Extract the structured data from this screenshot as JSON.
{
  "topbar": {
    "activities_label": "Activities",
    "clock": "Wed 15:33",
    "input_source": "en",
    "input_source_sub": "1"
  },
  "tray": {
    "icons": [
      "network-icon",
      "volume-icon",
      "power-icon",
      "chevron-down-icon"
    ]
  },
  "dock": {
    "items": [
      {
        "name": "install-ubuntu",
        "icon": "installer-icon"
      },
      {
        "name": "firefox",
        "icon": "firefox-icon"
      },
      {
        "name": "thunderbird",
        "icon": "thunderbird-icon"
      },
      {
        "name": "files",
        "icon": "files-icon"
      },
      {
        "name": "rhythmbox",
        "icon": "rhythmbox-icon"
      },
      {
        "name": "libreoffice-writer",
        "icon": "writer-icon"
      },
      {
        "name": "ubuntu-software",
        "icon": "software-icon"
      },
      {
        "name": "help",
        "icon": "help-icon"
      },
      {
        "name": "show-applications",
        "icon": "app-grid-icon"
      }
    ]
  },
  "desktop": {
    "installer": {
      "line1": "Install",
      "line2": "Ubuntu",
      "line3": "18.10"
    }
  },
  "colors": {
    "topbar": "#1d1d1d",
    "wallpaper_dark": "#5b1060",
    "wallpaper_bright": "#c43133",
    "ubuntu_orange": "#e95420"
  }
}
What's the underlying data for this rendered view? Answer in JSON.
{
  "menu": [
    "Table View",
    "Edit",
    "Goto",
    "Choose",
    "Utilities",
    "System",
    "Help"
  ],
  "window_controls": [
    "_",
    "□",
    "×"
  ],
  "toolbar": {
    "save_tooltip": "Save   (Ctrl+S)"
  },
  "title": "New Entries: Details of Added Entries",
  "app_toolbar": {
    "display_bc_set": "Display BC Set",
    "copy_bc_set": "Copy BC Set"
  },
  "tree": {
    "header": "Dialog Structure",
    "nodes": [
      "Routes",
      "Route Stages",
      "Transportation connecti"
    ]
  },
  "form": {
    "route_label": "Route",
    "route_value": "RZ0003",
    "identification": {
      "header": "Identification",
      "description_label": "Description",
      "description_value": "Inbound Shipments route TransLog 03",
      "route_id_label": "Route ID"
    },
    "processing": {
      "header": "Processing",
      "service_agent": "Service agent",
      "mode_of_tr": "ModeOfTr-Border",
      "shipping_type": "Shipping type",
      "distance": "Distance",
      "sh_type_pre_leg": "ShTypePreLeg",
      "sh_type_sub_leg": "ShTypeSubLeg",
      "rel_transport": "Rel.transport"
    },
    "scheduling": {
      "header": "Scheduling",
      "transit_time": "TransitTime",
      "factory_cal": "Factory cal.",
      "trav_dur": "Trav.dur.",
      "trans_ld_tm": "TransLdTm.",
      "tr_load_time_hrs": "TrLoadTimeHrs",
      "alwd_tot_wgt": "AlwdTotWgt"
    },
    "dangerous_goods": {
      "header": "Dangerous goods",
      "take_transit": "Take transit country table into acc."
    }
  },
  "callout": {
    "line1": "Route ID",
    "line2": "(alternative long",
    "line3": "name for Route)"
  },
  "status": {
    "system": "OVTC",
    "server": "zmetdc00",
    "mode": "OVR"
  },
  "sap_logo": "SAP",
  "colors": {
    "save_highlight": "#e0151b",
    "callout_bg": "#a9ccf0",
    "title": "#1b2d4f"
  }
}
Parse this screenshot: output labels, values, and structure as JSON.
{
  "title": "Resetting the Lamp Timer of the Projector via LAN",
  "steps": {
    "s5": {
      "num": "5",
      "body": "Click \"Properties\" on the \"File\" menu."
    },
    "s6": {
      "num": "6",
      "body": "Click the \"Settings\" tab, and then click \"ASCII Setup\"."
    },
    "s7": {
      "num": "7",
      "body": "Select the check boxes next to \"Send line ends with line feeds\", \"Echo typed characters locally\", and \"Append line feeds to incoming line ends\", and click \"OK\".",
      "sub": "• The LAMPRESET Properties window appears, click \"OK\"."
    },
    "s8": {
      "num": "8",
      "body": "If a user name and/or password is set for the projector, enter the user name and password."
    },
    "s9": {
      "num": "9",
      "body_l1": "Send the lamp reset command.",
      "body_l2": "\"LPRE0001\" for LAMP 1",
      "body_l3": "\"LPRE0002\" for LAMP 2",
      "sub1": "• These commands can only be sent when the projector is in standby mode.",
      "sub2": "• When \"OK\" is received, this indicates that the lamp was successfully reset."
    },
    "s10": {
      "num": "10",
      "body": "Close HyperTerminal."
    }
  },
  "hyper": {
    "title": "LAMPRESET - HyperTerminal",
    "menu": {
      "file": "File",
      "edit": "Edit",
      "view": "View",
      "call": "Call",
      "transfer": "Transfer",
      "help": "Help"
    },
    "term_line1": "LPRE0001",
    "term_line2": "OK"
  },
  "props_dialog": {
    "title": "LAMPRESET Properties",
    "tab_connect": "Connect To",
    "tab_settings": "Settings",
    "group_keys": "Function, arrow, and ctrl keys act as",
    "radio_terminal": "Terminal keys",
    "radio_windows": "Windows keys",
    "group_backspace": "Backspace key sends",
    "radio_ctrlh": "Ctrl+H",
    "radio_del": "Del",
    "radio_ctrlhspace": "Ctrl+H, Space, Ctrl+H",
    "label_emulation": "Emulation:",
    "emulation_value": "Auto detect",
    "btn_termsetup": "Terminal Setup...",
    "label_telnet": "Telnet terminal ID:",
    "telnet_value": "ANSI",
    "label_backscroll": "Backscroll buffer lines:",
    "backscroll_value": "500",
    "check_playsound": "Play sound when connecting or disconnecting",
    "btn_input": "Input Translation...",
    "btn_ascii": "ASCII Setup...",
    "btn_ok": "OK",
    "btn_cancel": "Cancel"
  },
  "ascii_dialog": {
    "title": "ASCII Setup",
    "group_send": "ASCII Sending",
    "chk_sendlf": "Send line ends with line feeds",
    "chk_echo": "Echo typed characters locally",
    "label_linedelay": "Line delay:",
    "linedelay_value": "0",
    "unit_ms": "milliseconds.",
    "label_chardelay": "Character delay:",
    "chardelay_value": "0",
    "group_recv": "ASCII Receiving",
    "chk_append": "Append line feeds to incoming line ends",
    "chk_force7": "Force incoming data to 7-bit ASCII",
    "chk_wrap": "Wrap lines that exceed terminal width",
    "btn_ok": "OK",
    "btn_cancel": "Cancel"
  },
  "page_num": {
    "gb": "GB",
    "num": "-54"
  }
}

────

### Aim of the task
Within the listing above, work out how many lines contain the string "incoming", and reply with that number only.

### Result of the task
3